→ YOUR OBJECTIVE: Check each line of the records below and collect those that include the word "this".

→ DATA SUPPLIED:
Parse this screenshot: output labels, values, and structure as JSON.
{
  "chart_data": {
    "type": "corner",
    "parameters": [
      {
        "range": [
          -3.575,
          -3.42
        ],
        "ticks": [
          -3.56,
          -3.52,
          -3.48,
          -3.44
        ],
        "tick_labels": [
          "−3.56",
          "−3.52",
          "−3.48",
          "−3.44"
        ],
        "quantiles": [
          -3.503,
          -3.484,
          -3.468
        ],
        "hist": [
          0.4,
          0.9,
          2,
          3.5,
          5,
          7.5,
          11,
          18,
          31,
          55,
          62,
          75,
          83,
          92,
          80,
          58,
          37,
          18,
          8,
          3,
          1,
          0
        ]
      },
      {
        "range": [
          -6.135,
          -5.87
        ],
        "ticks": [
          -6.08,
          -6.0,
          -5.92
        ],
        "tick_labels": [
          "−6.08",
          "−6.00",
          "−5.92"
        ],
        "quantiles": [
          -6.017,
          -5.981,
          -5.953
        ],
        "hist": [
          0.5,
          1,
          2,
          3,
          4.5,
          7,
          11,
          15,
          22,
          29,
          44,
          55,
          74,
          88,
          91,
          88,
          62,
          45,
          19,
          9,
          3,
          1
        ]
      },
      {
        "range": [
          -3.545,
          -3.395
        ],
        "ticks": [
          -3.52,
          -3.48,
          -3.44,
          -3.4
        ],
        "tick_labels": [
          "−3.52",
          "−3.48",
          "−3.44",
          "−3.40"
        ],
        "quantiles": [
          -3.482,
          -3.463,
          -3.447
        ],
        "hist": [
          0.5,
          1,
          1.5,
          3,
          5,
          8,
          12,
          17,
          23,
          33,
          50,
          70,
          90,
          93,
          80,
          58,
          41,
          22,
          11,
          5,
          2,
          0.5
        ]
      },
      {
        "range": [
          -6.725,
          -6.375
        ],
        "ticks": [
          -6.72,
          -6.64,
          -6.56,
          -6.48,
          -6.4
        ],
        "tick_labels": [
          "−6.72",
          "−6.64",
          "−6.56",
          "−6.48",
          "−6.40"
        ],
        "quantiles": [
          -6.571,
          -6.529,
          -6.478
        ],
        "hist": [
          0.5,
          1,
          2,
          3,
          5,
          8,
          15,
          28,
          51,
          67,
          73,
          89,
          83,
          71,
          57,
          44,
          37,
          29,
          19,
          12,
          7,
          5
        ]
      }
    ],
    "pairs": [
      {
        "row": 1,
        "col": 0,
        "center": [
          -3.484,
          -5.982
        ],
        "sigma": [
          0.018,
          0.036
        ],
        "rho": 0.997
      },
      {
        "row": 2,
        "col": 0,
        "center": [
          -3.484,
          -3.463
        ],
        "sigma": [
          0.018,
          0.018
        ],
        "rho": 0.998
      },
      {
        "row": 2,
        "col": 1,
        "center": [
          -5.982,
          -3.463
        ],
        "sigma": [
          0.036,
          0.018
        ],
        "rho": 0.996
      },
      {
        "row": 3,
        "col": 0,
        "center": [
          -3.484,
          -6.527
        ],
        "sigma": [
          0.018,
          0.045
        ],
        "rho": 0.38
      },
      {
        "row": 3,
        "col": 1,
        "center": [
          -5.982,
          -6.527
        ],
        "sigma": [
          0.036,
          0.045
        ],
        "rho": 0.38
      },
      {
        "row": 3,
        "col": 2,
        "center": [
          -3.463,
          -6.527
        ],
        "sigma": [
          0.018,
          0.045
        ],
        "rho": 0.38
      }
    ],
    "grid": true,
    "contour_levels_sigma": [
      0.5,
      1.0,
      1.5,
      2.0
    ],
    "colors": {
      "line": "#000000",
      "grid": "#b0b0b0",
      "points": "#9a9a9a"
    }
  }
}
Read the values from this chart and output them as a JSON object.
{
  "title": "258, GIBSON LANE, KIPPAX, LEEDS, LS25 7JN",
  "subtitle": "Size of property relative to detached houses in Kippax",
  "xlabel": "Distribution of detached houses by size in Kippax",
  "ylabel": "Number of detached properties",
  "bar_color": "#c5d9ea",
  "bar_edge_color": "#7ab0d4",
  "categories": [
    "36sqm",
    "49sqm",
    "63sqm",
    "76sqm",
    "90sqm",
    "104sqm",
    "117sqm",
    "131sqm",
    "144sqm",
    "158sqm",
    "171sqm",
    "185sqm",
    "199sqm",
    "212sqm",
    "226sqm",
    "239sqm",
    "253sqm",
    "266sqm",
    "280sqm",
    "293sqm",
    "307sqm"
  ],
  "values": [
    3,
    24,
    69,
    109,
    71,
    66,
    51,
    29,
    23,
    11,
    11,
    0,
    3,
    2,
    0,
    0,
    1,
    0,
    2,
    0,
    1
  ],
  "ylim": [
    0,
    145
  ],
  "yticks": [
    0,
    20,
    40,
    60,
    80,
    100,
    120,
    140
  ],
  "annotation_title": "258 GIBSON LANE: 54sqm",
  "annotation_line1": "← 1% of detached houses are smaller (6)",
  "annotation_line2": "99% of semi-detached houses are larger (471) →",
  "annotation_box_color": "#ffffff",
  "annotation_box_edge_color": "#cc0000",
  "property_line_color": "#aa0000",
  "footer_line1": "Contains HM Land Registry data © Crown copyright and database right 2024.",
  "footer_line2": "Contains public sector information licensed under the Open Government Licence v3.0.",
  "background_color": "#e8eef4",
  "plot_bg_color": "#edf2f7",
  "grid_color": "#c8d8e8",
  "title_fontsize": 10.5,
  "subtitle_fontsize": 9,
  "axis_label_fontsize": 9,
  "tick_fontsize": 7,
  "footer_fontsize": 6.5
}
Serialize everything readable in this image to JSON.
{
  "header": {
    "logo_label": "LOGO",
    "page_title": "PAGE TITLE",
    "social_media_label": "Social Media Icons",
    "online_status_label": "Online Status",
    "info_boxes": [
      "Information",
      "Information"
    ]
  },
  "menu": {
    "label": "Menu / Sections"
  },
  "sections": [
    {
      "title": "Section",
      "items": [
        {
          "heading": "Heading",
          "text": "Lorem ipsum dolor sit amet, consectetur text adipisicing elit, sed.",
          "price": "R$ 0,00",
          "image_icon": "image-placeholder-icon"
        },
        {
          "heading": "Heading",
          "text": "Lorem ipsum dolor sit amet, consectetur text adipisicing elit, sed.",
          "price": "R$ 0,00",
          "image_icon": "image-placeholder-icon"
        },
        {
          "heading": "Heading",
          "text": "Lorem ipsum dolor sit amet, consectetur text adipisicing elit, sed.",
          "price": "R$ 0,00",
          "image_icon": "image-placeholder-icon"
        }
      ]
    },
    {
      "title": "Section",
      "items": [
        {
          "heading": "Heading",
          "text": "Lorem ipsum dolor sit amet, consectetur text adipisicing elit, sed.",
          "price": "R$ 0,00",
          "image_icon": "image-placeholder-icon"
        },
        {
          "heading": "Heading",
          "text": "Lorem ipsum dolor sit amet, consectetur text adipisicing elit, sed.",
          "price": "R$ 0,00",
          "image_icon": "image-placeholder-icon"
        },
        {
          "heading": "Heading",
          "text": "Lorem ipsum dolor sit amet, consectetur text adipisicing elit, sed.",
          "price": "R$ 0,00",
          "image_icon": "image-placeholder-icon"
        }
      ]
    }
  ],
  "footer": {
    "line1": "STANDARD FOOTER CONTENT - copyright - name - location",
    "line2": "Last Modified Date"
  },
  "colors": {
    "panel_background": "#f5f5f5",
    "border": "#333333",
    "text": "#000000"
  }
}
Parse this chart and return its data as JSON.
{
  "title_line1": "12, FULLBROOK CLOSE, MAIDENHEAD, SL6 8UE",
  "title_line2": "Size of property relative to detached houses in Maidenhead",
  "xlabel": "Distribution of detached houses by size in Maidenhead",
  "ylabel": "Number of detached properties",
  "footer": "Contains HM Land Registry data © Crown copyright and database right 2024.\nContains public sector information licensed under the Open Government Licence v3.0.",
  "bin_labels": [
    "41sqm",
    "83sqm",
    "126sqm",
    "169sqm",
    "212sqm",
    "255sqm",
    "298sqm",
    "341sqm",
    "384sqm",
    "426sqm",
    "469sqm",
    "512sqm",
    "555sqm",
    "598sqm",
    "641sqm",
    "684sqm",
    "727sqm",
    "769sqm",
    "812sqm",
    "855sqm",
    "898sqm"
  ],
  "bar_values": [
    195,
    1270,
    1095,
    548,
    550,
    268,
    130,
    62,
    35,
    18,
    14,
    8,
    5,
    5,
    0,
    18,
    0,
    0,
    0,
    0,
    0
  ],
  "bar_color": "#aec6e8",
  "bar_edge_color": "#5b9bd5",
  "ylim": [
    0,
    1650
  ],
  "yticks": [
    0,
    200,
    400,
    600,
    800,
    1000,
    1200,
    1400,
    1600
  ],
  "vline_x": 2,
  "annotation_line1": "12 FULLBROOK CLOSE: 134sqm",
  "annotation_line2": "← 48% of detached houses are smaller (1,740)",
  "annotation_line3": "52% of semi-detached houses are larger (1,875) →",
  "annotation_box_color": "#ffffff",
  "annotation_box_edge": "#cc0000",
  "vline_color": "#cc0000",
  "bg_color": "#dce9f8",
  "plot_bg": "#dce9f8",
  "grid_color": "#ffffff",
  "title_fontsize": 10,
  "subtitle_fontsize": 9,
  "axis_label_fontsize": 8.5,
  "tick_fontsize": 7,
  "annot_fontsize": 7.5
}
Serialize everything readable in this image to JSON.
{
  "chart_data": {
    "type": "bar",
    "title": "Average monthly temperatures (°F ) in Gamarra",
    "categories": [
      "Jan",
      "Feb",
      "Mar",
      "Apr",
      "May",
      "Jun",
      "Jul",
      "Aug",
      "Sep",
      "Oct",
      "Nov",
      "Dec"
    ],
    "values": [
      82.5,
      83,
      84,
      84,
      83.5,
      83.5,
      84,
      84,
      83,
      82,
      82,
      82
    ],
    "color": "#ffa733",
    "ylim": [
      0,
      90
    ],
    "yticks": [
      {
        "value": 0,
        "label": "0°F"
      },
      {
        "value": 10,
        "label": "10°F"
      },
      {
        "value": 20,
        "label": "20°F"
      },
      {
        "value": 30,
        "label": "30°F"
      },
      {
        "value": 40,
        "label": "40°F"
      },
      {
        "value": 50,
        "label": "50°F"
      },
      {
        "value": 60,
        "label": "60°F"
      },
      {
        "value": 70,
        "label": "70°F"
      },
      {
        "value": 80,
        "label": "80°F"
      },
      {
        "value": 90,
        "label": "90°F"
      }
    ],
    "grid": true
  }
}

→ OUTPUT BELOW:
Parse this screenshot: output labels, values, and structure as JSON.
Read the values from this chart and output them as a JSON object.
Serialize everything readable in this image to JSON.
Parse this chart and return its data as JSON.
Serialize everything readable in this image to JSON.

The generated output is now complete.